Task directions
Tell me how many lines hold "Bridge", please, using only the number.

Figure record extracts
# # # # # # #

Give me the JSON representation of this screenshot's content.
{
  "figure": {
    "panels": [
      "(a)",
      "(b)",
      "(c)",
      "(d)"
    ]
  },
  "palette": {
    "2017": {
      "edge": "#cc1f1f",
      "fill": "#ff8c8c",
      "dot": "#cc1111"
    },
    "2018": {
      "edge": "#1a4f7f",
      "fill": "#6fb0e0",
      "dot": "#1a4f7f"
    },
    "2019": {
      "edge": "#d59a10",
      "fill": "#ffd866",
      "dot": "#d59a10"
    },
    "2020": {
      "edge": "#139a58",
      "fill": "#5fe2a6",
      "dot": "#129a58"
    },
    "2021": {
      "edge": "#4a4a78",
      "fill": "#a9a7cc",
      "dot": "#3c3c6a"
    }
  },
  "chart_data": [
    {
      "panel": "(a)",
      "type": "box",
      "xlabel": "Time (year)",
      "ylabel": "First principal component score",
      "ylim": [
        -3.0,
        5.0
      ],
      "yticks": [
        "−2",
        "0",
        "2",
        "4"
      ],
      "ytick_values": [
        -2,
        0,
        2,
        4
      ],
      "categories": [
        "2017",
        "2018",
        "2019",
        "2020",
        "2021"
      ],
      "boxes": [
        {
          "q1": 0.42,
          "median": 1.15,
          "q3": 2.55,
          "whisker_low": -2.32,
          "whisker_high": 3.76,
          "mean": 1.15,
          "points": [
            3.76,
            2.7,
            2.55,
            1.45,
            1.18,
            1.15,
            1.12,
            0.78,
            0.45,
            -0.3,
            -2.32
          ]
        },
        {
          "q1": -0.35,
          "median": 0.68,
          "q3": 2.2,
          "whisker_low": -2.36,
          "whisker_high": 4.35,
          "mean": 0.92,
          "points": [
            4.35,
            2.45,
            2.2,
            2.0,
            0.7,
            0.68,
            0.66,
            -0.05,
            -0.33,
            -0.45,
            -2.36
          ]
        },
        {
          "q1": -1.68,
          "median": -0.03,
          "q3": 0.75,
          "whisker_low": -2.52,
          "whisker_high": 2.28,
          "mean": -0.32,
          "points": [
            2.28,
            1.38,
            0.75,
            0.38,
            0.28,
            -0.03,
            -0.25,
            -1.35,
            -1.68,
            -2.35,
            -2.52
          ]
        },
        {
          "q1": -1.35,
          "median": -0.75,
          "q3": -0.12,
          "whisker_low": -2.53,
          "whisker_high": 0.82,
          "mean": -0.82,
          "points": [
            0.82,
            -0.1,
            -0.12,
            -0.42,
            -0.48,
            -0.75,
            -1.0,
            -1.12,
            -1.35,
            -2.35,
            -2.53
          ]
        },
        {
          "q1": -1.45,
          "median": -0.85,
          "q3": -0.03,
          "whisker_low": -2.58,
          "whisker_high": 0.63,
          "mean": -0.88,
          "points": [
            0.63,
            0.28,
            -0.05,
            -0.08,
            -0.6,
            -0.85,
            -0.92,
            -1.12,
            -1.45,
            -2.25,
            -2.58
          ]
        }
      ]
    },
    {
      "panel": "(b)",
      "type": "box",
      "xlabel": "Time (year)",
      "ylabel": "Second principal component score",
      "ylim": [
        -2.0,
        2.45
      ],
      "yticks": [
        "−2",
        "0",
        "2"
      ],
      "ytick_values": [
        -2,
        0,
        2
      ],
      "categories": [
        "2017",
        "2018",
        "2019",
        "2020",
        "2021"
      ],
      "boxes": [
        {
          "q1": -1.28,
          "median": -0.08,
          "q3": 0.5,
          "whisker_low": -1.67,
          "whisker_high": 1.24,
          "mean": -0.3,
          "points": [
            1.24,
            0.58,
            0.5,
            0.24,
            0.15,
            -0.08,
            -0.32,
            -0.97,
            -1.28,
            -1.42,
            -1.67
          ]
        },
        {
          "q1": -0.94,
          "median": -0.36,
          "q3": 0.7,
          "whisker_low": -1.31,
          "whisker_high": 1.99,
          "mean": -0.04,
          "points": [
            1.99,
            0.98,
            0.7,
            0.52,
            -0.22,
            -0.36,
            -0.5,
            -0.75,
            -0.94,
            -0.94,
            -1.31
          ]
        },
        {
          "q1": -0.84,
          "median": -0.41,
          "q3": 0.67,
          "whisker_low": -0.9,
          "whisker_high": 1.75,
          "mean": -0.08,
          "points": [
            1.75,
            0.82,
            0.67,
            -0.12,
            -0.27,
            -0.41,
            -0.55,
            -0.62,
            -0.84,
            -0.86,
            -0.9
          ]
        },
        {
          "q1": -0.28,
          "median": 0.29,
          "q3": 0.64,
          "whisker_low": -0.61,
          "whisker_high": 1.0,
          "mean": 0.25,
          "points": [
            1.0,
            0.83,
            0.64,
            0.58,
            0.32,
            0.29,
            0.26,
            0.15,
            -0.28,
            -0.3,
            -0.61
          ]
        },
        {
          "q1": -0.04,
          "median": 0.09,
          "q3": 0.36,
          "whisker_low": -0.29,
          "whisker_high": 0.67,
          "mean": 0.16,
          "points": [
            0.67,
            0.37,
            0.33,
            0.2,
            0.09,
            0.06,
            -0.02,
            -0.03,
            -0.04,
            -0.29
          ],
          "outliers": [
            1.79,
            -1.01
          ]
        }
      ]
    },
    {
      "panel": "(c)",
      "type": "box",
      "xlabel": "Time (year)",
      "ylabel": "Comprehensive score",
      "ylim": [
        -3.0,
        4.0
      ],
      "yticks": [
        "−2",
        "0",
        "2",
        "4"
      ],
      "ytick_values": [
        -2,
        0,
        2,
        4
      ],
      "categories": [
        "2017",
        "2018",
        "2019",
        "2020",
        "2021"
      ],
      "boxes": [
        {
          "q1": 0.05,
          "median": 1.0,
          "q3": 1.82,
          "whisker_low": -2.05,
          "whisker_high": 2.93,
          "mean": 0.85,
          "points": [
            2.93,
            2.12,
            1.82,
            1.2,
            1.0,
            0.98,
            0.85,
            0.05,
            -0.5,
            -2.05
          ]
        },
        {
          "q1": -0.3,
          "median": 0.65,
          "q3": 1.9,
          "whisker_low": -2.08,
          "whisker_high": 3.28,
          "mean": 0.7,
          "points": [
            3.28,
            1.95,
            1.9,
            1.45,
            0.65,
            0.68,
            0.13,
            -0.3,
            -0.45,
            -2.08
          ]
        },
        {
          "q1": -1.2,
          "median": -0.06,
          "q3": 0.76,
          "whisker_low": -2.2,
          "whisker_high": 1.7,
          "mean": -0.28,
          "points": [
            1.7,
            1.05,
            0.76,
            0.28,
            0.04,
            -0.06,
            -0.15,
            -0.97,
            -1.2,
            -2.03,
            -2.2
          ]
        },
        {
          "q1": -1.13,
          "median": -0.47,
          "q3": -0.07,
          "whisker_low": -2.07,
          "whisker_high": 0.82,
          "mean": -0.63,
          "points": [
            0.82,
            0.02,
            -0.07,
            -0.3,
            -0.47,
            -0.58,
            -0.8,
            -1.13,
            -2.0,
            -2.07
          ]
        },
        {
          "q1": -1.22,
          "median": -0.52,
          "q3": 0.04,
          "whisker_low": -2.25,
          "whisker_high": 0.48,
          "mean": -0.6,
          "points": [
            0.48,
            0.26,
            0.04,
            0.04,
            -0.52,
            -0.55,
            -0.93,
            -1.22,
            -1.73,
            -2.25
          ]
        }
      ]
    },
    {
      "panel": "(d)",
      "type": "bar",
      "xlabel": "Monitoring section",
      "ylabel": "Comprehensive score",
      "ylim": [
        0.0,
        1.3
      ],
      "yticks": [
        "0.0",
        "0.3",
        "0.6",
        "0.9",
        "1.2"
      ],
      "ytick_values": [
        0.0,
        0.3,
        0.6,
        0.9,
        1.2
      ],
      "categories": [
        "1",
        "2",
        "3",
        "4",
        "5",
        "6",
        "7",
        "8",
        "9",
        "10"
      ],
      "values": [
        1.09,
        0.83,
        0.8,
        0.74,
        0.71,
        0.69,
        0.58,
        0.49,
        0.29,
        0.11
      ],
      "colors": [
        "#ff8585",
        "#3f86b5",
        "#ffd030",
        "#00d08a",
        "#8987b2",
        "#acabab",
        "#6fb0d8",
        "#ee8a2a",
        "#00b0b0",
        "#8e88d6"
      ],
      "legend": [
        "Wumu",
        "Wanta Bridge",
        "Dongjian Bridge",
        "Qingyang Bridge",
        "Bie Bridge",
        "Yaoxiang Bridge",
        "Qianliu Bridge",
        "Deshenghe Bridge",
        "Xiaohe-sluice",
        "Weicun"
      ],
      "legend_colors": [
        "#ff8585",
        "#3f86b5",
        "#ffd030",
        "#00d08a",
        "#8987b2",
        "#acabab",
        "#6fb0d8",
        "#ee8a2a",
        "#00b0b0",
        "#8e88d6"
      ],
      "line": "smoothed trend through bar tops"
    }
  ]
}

# # # # # # #

Correct result
7